▶ _What the exercise asks_: List each line of the data in which the string "weight" appears.

Figure content listings
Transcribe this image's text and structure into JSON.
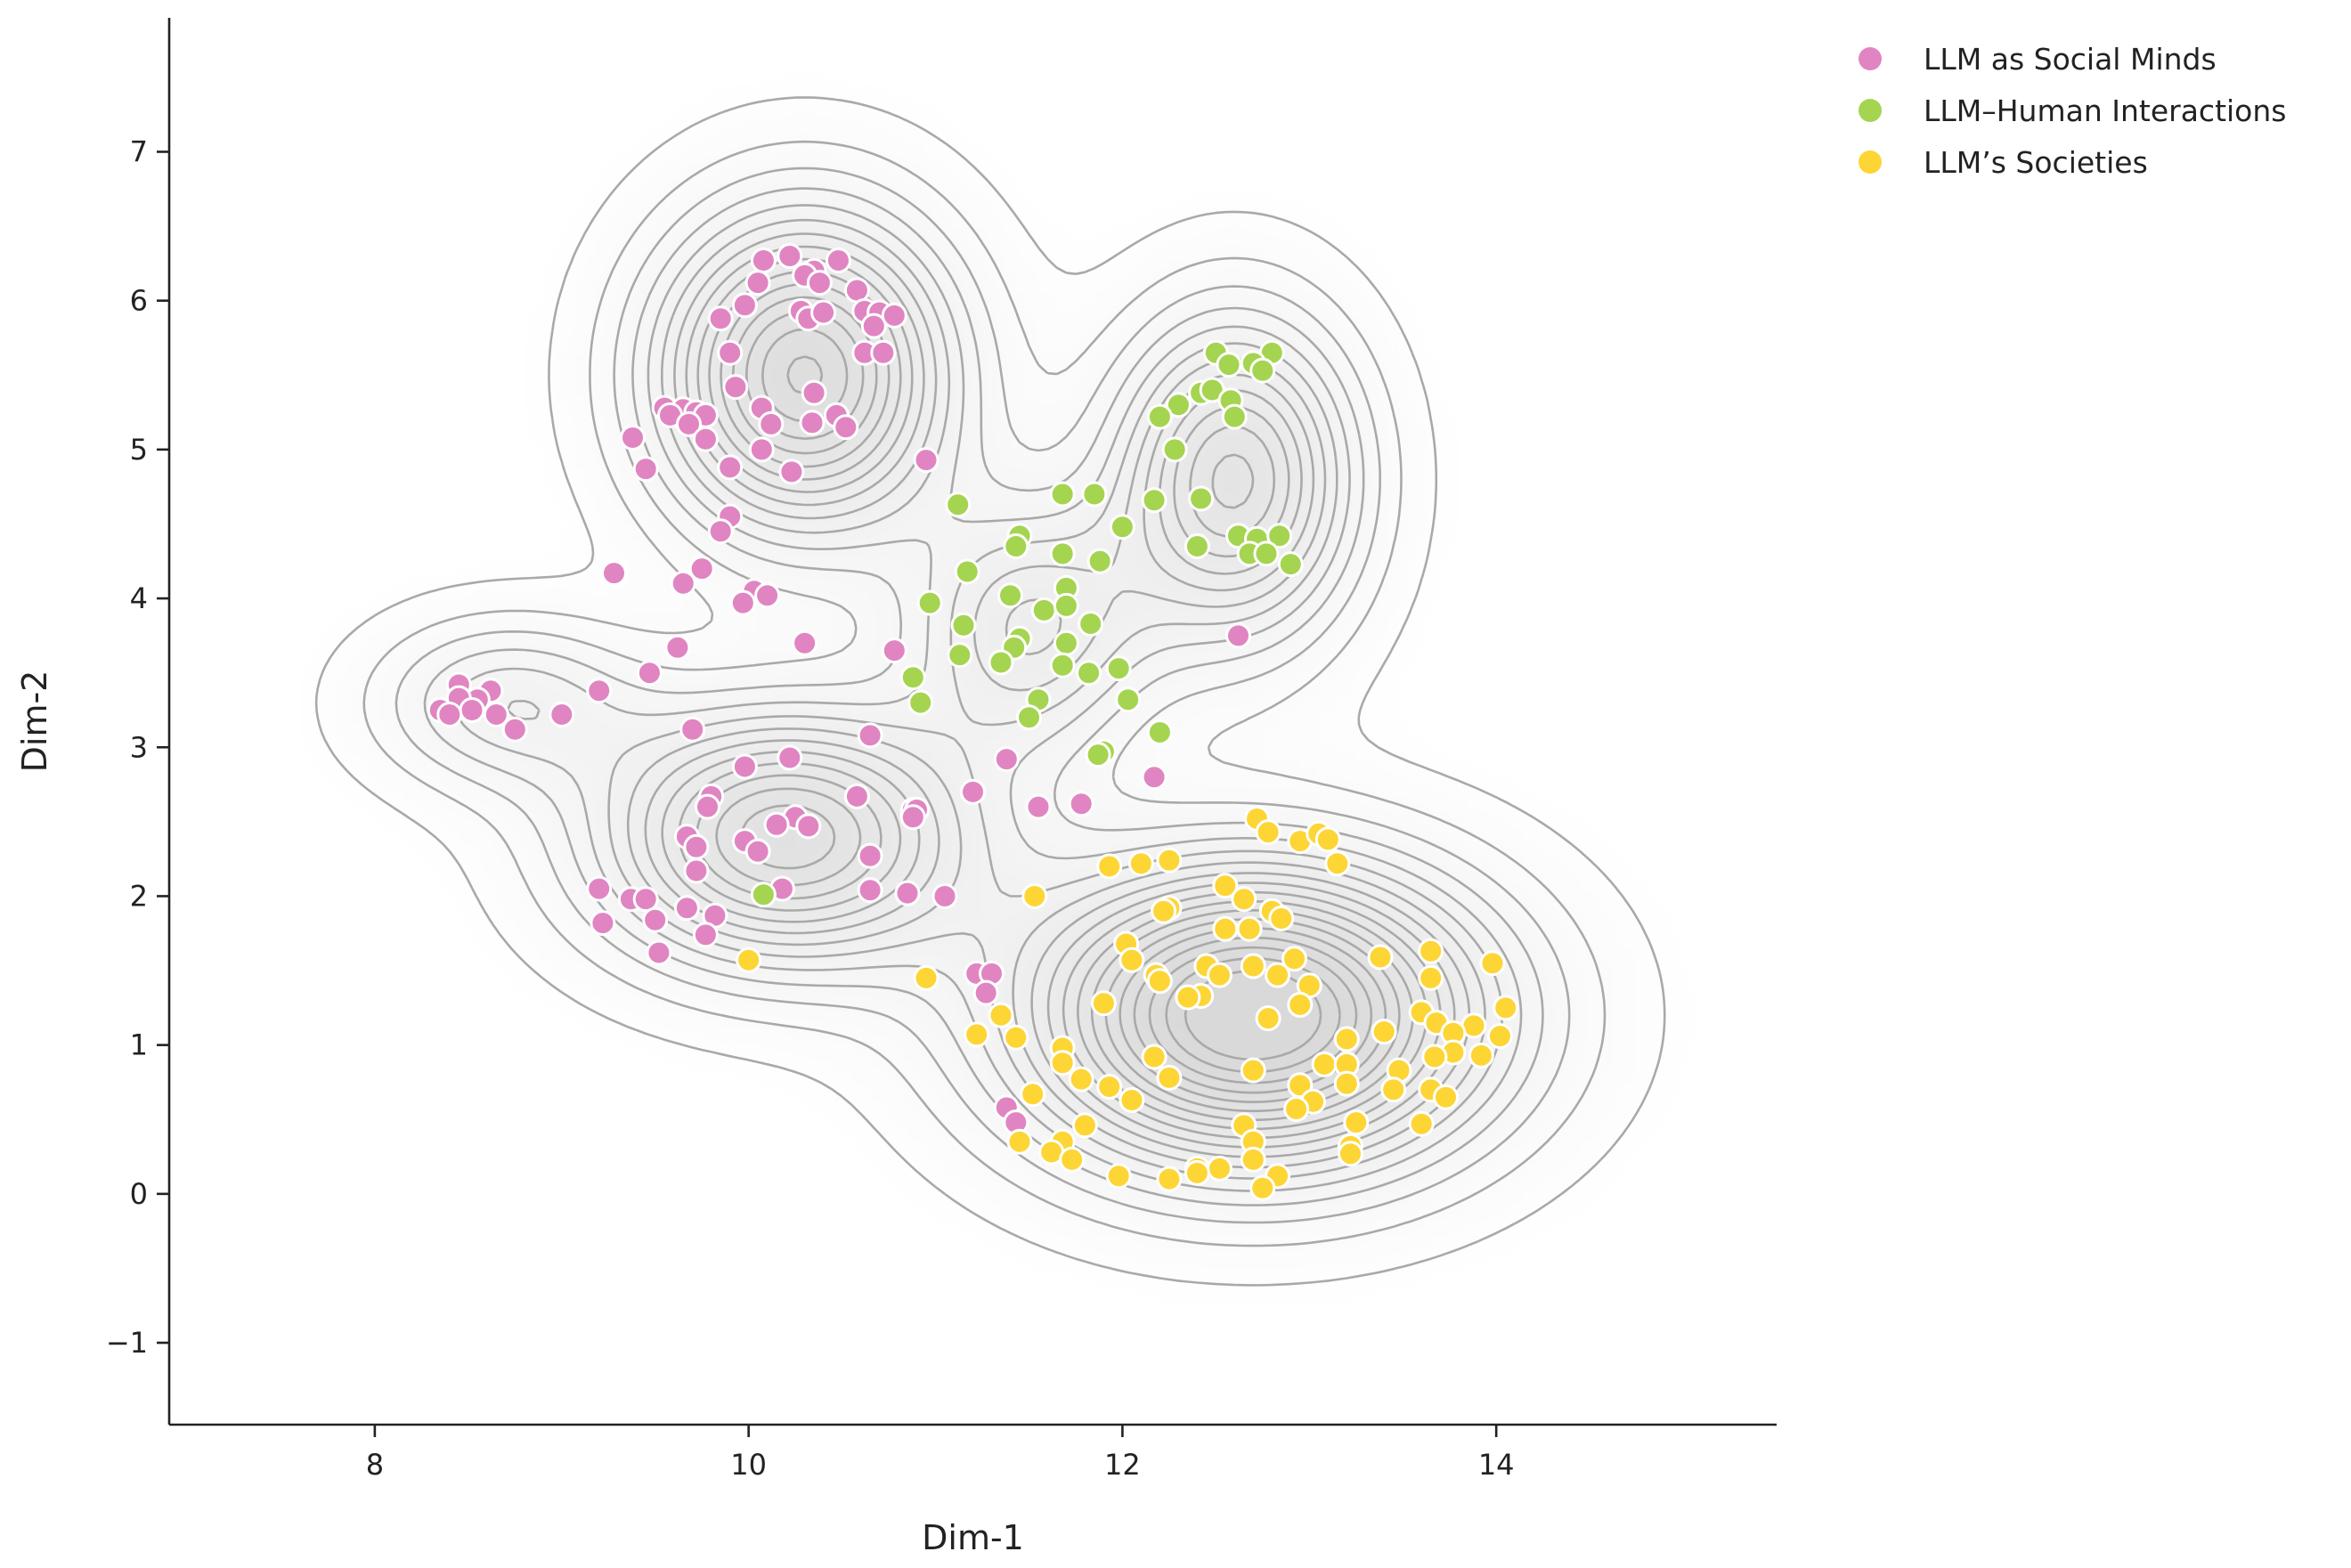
{
  "chart_data": {
    "type": "scatter",
    "xlabel": "Dim-1",
    "ylabel": "Dim-2",
    "xlim": [
      6.9,
      15.5
    ],
    "ylim": [
      -1.55,
      7.9
    ],
    "xticks": [
      8,
      10,
      12,
      14
    ],
    "yticks": [
      -1,
      0,
      1,
      2,
      3,
      4,
      5,
      6,
      7
    ],
    "grid": false,
    "legend_position": "top-right",
    "background": "kde-density-contours",
    "density_centers": [
      {
        "x": 10.3,
        "y": 5.5,
        "weight": 1.0,
        "sx": 0.55,
        "sy": 0.75
      },
      {
        "x": 10.2,
        "y": 2.4,
        "weight": 0.9,
        "sx": 0.7,
        "sy": 0.6
      },
      {
        "x": 12.7,
        "y": 1.2,
        "weight": 1.3,
        "sx": 0.85,
        "sy": 0.7
      },
      {
        "x": 12.6,
        "y": 4.8,
        "weight": 0.8,
        "sx": 0.45,
        "sy": 0.75
      },
      {
        "x": 11.5,
        "y": 3.8,
        "weight": 0.5,
        "sx": 0.45,
        "sy": 0.6
      },
      {
        "x": 8.7,
        "y": 3.3,
        "weight": 0.35,
        "sx": 0.5,
        "sy": 0.4
      }
    ],
    "series": [
      {
        "name": "LLM as Social Minds",
        "color": "#e085c2",
        "points": [
          [
            10.22,
            6.3
          ],
          [
            10.08,
            6.27
          ],
          [
            10.35,
            6.2
          ],
          [
            10.3,
            6.17
          ],
          [
            10.48,
            6.27
          ],
          [
            10.05,
            6.12
          ],
          [
            10.38,
            6.12
          ],
          [
            10.58,
            6.07
          ],
          [
            9.98,
            5.97
          ],
          [
            10.62,
            5.93
          ],
          [
            10.7,
            5.92
          ],
          [
            9.85,
            5.88
          ],
          [
            10.28,
            5.93
          ],
          [
            10.32,
            5.88
          ],
          [
            10.4,
            5.92
          ],
          [
            10.67,
            5.83
          ],
          [
            10.78,
            5.9
          ],
          [
            9.9,
            5.65
          ],
          [
            10.62,
            5.65
          ],
          [
            10.72,
            5.65
          ],
          [
            9.93,
            5.42
          ],
          [
            10.35,
            5.38
          ],
          [
            9.55,
            5.28
          ],
          [
            9.65,
            5.27
          ],
          [
            9.72,
            5.25
          ],
          [
            9.77,
            5.23
          ],
          [
            9.58,
            5.23
          ],
          [
            10.07,
            5.28
          ],
          [
            10.47,
            5.23
          ],
          [
            9.68,
            5.17
          ],
          [
            10.12,
            5.17
          ],
          [
            10.34,
            5.18
          ],
          [
            10.52,
            5.15
          ],
          [
            9.38,
            5.08
          ],
          [
            9.77,
            5.07
          ],
          [
            10.07,
            5.0
          ],
          [
            10.23,
            4.85
          ],
          [
            9.45,
            4.87
          ],
          [
            9.9,
            4.88
          ],
          [
            10.95,
            4.93
          ],
          [
            9.9,
            4.55
          ],
          [
            9.85,
            4.45
          ],
          [
            9.28,
            4.17
          ],
          [
            9.75,
            4.2
          ],
          [
            9.65,
            4.1
          ],
          [
            10.03,
            4.05
          ],
          [
            10.1,
            4.02
          ],
          [
            9.97,
            3.97
          ],
          [
            10.3,
            3.7
          ],
          [
            9.62,
            3.67
          ],
          [
            10.78,
            3.65
          ],
          [
            12.62,
            3.75
          ],
          [
            9.47,
            3.5
          ],
          [
            8.45,
            3.42
          ],
          [
            8.62,
            3.38
          ],
          [
            9.2,
            3.38
          ],
          [
            8.55,
            3.32
          ],
          [
            8.45,
            3.33
          ],
          [
            8.35,
            3.25
          ],
          [
            8.52,
            3.25
          ],
          [
            8.65,
            3.22
          ],
          [
            8.4,
            3.22
          ],
          [
            9.0,
            3.22
          ],
          [
            8.75,
            3.12
          ],
          [
            9.7,
            3.12
          ],
          [
            10.65,
            3.08
          ],
          [
            10.22,
            2.93
          ],
          [
            9.98,
            2.87
          ],
          [
            11.38,
            2.92
          ],
          [
            12.17,
            2.8
          ],
          [
            11.2,
            2.7
          ],
          [
            9.8,
            2.67
          ],
          [
            10.58,
            2.67
          ],
          [
            11.55,
            2.6
          ],
          [
            11.78,
            2.62
          ],
          [
            9.78,
            2.6
          ],
          [
            10.88,
            2.58
          ],
          [
            10.9,
            2.58
          ],
          [
            10.88,
            2.53
          ],
          [
            10.25,
            2.53
          ],
          [
            10.15,
            2.48
          ],
          [
            10.32,
            2.47
          ],
          [
            9.67,
            2.4
          ],
          [
            9.98,
            2.37
          ],
          [
            10.05,
            2.3
          ],
          [
            10.65,
            2.27
          ],
          [
            9.72,
            2.33
          ],
          [
            9.72,
            2.17
          ],
          [
            9.2,
            2.05
          ],
          [
            10.18,
            2.05
          ],
          [
            10.65,
            2.04
          ],
          [
            10.85,
            2.02
          ],
          [
            11.05,
            2.0
          ],
          [
            9.37,
            1.98
          ],
          [
            9.45,
            1.98
          ],
          [
            9.67,
            1.92
          ],
          [
            9.82,
            1.87
          ],
          [
            9.5,
            1.84
          ],
          [
            9.22,
            1.82
          ],
          [
            9.77,
            1.74
          ],
          [
            9.52,
            1.62
          ],
          [
            11.22,
            1.48
          ],
          [
            11.3,
            1.48
          ],
          [
            11.27,
            1.35
          ],
          [
            11.38,
            0.58
          ],
          [
            11.43,
            0.48
          ]
        ]
      },
      {
        "name": "LLM–Human Interactions",
        "color": "#a5d450",
        "points": [
          [
            12.5,
            5.65
          ],
          [
            12.8,
            5.65
          ],
          [
            12.7,
            5.58
          ],
          [
            12.57,
            5.57
          ],
          [
            12.75,
            5.53
          ],
          [
            12.42,
            5.38
          ],
          [
            12.48,
            5.4
          ],
          [
            12.3,
            5.3
          ],
          [
            12.58,
            5.33
          ],
          [
            12.2,
            5.22
          ],
          [
            12.6,
            5.22
          ],
          [
            12.28,
            5.0
          ],
          [
            12.17,
            4.66
          ],
          [
            12.42,
            4.67
          ],
          [
            11.68,
            4.7
          ],
          [
            11.85,
            4.7
          ],
          [
            11.12,
            4.63
          ],
          [
            12.0,
            4.48
          ],
          [
            11.45,
            4.42
          ],
          [
            12.62,
            4.42
          ],
          [
            12.72,
            4.4
          ],
          [
            12.84,
            4.42
          ],
          [
            11.43,
            4.35
          ],
          [
            12.4,
            4.35
          ],
          [
            11.68,
            4.3
          ],
          [
            12.68,
            4.3
          ],
          [
            12.77,
            4.3
          ],
          [
            11.88,
            4.25
          ],
          [
            12.9,
            4.23
          ],
          [
            11.17,
            4.18
          ],
          [
            11.7,
            4.07
          ],
          [
            11.4,
            4.02
          ],
          [
            10.97,
            3.97
          ],
          [
            11.58,
            3.92
          ],
          [
            11.7,
            3.95
          ],
          [
            11.83,
            3.83
          ],
          [
            11.15,
            3.82
          ],
          [
            11.45,
            3.73
          ],
          [
            11.42,
            3.67
          ],
          [
            11.7,
            3.7
          ],
          [
            11.13,
            3.62
          ],
          [
            11.35,
            3.57
          ],
          [
            11.68,
            3.55
          ],
          [
            11.82,
            3.5
          ],
          [
            11.98,
            3.53
          ],
          [
            10.88,
            3.47
          ],
          [
            11.55,
            3.32
          ],
          [
            12.03,
            3.32
          ],
          [
            10.92,
            3.3
          ],
          [
            11.5,
            3.2
          ],
          [
            12.2,
            3.1
          ],
          [
            11.9,
            2.97
          ],
          [
            11.87,
            2.95
          ],
          [
            10.08,
            2.01
          ]
        ]
      },
      {
        "name": "LLM’s Societies",
        "color": "#fdd535",
        "points": [
          [
            12.72,
            2.52
          ],
          [
            12.78,
            2.43
          ],
          [
            12.95,
            2.37
          ],
          [
            13.05,
            2.42
          ],
          [
            13.1,
            2.38
          ],
          [
            13.15,
            2.22
          ],
          [
            12.25,
            2.24
          ],
          [
            12.1,
            2.22
          ],
          [
            11.93,
            2.2
          ],
          [
            12.55,
            2.07
          ],
          [
            11.53,
            2.0
          ],
          [
            12.65,
            1.98
          ],
          [
            12.25,
            1.92
          ],
          [
            12.22,
            1.9
          ],
          [
            12.8,
            1.9
          ],
          [
            12.85,
            1.85
          ],
          [
            12.55,
            1.78
          ],
          [
            12.68,
            1.78
          ],
          [
            12.02,
            1.68
          ],
          [
            13.65,
            1.63
          ],
          [
            12.05,
            1.57
          ],
          [
            12.92,
            1.58
          ],
          [
            13.38,
            1.59
          ],
          [
            12.45,
            1.53
          ],
          [
            12.7,
            1.53
          ],
          [
            13.98,
            1.55
          ],
          [
            12.18,
            1.47
          ],
          [
            12.52,
            1.47
          ],
          [
            12.83,
            1.47
          ],
          [
            12.2,
            1.43
          ],
          [
            10.95,
            1.45
          ],
          [
            13.0,
            1.4
          ],
          [
            13.65,
            1.45
          ],
          [
            12.42,
            1.33
          ],
          [
            12.35,
            1.32
          ],
          [
            11.9,
            1.28
          ],
          [
            12.95,
            1.27
          ],
          [
            13.6,
            1.22
          ],
          [
            14.05,
            1.25
          ],
          [
            11.35,
            1.2
          ],
          [
            12.78,
            1.18
          ],
          [
            13.68,
            1.15
          ],
          [
            13.88,
            1.13
          ],
          [
            13.77,
            1.08
          ],
          [
            13.4,
            1.09
          ],
          [
            14.02,
            1.06
          ],
          [
            11.22,
            1.07
          ],
          [
            11.43,
            1.05
          ],
          [
            13.2,
            1.04
          ],
          [
            11.68,
            0.98
          ],
          [
            13.77,
            0.95
          ],
          [
            13.92,
            0.93
          ],
          [
            13.67,
            0.92
          ],
          [
            12.17,
            0.92
          ],
          [
            11.68,
            0.88
          ],
          [
            13.08,
            0.87
          ],
          [
            13.2,
            0.87
          ],
          [
            13.48,
            0.83
          ],
          [
            12.7,
            0.83
          ],
          [
            12.25,
            0.78
          ],
          [
            11.78,
            0.77
          ],
          [
            13.2,
            0.74
          ],
          [
            11.93,
            0.72
          ],
          [
            12.95,
            0.73
          ],
          [
            13.45,
            0.7
          ],
          [
            13.65,
            0.7
          ],
          [
            13.73,
            0.65
          ],
          [
            11.52,
            0.67
          ],
          [
            12.05,
            0.63
          ],
          [
            13.02,
            0.62
          ],
          [
            12.93,
            0.57
          ],
          [
            13.25,
            0.48
          ],
          [
            13.6,
            0.47
          ],
          [
            11.8,
            0.46
          ],
          [
            12.65,
            0.46
          ],
          [
            11.45,
            0.35
          ],
          [
            11.68,
            0.35
          ],
          [
            12.7,
            0.35
          ],
          [
            13.22,
            0.32
          ],
          [
            11.62,
            0.28
          ],
          [
            13.22,
            0.27
          ],
          [
            11.73,
            0.23
          ],
          [
            12.7,
            0.23
          ],
          [
            12.4,
            0.17
          ],
          [
            12.52,
            0.17
          ],
          [
            12.4,
            0.14
          ],
          [
            12.83,
            0.12
          ],
          [
            11.98,
            0.12
          ],
          [
            12.25,
            0.1
          ],
          [
            12.75,
            0.04
          ],
          [
            10.0,
            1.57
          ]
        ]
      }
    ]
  }
}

▶ _Output of the exercise_:
        "weight": 1.0,
        "weight": 0.9,
        "weight": 1.3,
        "weight": 0.8,
        "weight": 0.5,
        "weight": 0.35,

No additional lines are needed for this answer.